**What you should do:** Print the listing as it stands, omitting all images.

⁂

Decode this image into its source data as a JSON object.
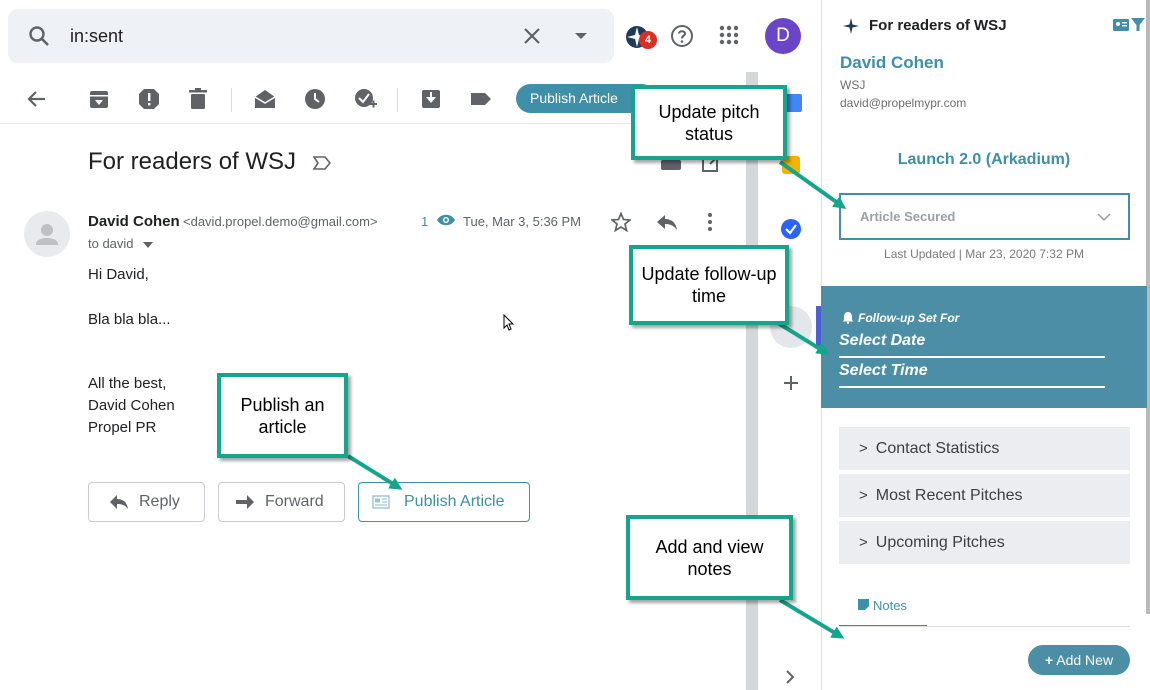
{
  "search": {
    "query": "in:sent"
  },
  "header": {
    "avatar_letter": "D",
    "notification_count": "4"
  },
  "toolbar": {
    "publish_label": "Publish Article"
  },
  "email": {
    "subject": "For readers of WSJ",
    "sender_name": "David Cohen",
    "sender_email": "<david.propel.demo@gmail.com>",
    "to": "to david",
    "view_count": "1",
    "date": "Tue, Mar 3, 5:36 PM",
    "body": [
      "Hi David,",
      "Bla bla bla...",
      "All the best,",
      "David Cohen",
      "Propel PR"
    ]
  },
  "actions": {
    "reply": "Reply",
    "forward": "Forward",
    "publish": "Publish Article"
  },
  "panel": {
    "title": "For readers of WSJ",
    "contact_name": "David Cohen",
    "contact_outlet": "WSJ",
    "contact_email": "david@propelmypr.com",
    "campaign": "Launch 2.0 (Arkadium)",
    "status": "Article Secured",
    "last_updated": "Last Updated | Mar 23, 2020 7:32 PM",
    "followup_head": "Follow-up Set For",
    "select_date": "Select Date",
    "select_time": "Select Time",
    "sections": [
      "Contact Statistics",
      "Most Recent Pitches",
      "Upcoming Pitches"
    ],
    "notes_tab": "Notes",
    "add_new": "Add New"
  },
  "callouts": {
    "pitch_status": "Update pitch status",
    "followup": "Update follow-up time",
    "publish": "Publish an article",
    "notes": "Add and view notes"
  },
  "colors": {
    "accent": "#3e8fa8",
    "callout_border": "#14a68c",
    "followup_bg": "#4b8ea5"
  }
}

⁂

**Correct answer:**
Decode this image into its source data as a JSON object.
{
  "search": {
    "query": "in:sent"
  },
  "header": {
    "avatar_letter": "D",
    "notification_count": "4"
  },
  "toolbar": {
    "publish_label": "Publish Article"
  },
  "email": {
    "subject": "For readers of WSJ",
    "sender_name": "David Cohen",
    "sender_email": "<david.propel.demo@gmail.com>",
    "to": "to david",
    "view_count": "1",
    "date": "Tue, Mar 3, 5:36 PM",
    "body": [
      "Hi David,",
      "Bla bla bla...",
      "All the best,",
      "David Cohen",
      "Propel PR"
    ]
  },
  "actions": {
    "reply": "Reply",
    "forward": "Forward",
    "publish": "Publish Article"
  },
  "panel": {
    "title": "For readers of WSJ",
    "contact_name": "David Cohen",
    "contact_outlet": "WSJ",
    "contact_email": "david@propelmypr.com",
    "campaign": "Launch 2.0 (Arkadium)",
    "status": "Article Secured",
    "last_updated": "Last Updated | Mar 23, 2020 7:32 PM",
    "followup_head": "Follow-up Set For",
    "select_date": "Select Date",
    "select_time": "Select Time",
    "sections": [
      "Contact Statistics",
      "Most Recent Pitches",
      "Upcoming Pitches"
    ],
    "notes_tab": "Notes",
    "add_new": "Add New"
  },
  "callouts": {
    "pitch_status": "Update pitch status",
    "followup": "Update follow-up time",
    "publish": "Publish an article",
    "notes": "Add and view notes"
  },
  "colors": {
    "accent": "#3e8fa8",
    "callout_border": "#14a68c",
    "followup_bg": "#4b8ea5"
  }
}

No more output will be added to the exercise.